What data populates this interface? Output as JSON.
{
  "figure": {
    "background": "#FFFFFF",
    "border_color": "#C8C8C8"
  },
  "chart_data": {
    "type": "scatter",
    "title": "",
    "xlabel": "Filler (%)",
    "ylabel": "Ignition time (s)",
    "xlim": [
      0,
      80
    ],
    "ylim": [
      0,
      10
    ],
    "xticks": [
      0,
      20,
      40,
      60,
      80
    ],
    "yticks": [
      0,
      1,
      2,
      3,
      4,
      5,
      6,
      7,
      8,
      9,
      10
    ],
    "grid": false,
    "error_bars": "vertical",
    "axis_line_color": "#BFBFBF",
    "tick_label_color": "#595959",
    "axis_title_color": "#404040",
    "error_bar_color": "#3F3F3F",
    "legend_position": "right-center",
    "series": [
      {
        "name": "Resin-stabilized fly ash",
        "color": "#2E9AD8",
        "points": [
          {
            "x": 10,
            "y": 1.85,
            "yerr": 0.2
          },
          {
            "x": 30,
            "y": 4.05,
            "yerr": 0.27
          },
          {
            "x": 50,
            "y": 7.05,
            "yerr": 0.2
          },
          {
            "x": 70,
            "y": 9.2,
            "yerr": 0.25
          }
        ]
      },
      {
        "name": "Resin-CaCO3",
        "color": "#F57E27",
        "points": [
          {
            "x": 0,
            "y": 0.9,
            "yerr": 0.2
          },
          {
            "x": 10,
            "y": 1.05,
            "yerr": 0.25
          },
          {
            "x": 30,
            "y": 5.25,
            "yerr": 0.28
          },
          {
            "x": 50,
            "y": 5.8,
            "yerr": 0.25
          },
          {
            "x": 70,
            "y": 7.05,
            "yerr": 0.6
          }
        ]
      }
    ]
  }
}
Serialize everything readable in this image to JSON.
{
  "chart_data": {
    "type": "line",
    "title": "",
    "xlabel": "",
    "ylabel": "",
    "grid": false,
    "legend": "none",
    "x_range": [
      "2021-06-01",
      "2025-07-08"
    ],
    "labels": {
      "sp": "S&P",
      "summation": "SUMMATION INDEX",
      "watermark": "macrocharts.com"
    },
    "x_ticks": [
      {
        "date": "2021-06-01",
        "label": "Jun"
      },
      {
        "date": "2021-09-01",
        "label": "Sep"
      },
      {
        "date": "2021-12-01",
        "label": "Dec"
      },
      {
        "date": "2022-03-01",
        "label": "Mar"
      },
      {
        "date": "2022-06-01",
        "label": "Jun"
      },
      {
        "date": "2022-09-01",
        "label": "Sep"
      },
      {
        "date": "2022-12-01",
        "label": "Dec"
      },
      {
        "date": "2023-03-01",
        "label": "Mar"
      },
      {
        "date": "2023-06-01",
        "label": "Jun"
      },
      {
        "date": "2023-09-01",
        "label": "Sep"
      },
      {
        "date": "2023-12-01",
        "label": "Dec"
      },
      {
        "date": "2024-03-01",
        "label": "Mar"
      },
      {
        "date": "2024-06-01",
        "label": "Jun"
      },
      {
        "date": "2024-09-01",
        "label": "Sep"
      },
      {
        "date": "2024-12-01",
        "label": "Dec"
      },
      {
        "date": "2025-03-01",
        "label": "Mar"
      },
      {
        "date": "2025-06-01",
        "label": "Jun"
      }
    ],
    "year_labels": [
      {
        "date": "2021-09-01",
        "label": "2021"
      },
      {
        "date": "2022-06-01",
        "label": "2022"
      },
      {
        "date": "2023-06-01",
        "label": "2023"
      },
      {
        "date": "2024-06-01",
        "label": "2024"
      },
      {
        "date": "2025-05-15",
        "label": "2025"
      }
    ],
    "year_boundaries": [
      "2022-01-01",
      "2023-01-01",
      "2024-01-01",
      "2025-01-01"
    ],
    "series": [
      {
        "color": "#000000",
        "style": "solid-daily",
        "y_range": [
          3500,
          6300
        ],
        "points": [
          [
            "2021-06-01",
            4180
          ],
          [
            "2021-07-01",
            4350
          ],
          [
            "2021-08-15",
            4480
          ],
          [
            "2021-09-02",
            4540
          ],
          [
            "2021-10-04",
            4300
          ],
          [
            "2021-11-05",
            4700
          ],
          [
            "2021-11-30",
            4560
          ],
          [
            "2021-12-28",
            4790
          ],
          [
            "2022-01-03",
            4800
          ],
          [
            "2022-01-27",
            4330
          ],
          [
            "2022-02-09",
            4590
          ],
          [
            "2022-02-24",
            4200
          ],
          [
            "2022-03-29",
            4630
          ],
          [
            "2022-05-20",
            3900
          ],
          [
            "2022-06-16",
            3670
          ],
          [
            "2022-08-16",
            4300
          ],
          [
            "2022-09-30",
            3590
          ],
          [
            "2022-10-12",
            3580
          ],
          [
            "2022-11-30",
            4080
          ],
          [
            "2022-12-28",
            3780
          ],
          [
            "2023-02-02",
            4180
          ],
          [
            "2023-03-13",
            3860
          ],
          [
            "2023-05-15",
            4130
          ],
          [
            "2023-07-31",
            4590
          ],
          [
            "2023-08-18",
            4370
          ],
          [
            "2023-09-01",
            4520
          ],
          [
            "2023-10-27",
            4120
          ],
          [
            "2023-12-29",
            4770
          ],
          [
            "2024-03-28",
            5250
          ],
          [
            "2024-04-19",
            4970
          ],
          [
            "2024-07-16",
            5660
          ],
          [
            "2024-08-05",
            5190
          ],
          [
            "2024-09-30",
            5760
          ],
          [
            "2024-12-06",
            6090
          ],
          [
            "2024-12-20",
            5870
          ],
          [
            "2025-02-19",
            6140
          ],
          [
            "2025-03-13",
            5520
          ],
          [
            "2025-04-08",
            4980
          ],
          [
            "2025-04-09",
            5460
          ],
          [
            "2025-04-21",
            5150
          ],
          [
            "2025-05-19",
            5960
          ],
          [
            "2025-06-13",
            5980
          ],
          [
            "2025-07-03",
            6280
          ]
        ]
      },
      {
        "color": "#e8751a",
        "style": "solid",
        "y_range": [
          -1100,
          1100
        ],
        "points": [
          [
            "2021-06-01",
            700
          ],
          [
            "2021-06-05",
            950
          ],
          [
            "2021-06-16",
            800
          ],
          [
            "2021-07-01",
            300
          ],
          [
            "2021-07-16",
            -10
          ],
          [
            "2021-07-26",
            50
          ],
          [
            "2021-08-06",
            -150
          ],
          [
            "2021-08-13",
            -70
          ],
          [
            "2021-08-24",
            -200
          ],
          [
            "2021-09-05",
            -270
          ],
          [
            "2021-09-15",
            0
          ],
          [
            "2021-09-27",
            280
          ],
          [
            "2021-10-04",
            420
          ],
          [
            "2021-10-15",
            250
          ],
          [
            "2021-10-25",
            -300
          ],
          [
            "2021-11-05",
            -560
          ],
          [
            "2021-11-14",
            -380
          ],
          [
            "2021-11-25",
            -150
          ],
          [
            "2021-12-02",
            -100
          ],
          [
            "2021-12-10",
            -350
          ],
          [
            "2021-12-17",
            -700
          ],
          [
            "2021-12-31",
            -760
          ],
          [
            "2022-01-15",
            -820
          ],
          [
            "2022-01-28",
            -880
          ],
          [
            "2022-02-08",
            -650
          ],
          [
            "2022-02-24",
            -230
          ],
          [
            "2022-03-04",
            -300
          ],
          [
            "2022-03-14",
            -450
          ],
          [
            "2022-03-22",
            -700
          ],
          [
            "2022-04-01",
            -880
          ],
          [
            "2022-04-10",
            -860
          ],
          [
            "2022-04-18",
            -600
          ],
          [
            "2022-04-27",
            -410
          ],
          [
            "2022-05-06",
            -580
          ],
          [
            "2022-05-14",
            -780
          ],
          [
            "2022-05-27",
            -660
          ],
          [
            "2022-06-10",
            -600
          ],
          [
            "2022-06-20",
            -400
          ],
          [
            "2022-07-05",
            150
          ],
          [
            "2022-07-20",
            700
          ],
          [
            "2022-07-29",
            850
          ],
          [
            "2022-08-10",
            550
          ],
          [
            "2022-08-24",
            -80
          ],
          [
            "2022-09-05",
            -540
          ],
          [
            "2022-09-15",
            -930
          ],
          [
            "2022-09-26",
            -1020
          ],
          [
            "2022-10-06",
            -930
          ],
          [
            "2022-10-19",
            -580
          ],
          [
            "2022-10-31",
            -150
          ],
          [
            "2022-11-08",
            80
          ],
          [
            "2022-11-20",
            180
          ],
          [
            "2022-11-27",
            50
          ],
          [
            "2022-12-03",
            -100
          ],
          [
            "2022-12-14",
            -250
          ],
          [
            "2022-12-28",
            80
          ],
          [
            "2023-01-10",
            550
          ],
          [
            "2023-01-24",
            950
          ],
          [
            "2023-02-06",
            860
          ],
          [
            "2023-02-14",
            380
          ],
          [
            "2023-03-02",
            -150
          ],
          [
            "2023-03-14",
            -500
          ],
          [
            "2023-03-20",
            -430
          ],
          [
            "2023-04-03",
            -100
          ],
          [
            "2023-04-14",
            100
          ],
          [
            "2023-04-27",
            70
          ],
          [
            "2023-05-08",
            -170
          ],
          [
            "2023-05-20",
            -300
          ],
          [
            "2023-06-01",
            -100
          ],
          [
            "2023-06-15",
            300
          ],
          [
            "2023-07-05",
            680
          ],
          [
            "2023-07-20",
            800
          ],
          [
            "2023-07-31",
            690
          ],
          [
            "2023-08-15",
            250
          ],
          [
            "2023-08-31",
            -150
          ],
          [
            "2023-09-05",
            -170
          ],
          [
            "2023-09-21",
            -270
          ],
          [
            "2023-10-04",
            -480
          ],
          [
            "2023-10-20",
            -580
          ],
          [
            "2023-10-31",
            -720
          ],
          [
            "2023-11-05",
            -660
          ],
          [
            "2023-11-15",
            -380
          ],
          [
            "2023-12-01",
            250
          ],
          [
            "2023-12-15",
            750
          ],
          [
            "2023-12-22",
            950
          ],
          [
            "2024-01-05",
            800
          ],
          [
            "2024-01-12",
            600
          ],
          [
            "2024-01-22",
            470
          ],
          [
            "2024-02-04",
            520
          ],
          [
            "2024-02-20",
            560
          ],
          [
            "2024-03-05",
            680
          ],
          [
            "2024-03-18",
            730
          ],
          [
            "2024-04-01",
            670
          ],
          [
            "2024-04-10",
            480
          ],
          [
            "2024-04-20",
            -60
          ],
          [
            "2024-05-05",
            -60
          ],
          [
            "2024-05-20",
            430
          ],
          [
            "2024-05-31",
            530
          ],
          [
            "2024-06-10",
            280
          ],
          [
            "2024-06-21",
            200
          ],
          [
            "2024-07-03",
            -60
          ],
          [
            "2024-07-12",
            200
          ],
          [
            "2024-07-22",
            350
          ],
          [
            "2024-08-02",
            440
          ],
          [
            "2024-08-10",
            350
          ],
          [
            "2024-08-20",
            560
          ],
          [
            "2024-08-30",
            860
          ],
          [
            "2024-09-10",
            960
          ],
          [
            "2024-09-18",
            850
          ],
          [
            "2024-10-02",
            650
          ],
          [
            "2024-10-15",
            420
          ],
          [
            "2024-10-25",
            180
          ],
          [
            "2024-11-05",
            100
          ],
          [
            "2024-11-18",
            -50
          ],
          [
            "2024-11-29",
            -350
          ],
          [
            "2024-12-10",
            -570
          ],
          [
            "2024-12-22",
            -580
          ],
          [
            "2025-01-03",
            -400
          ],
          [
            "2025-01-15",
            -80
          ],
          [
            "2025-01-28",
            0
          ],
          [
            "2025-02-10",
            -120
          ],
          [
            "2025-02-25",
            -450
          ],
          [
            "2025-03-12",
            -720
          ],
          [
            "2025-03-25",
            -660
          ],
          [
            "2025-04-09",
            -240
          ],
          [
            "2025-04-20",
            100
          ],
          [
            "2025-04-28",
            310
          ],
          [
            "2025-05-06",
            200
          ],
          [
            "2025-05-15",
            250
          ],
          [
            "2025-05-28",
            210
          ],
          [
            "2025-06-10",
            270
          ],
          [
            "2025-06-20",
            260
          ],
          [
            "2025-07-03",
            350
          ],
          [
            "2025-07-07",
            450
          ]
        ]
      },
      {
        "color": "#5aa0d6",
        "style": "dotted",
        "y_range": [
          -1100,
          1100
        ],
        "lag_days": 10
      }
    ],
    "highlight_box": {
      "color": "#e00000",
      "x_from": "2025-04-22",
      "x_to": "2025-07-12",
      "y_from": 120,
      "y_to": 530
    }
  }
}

→ **Given request**:
Copy, from the material above, each line in which the string "name" occurs.

→ **The reply**:
        "name": "Resin-stabilized fly ash",
        "name": "Resin-CaCO3",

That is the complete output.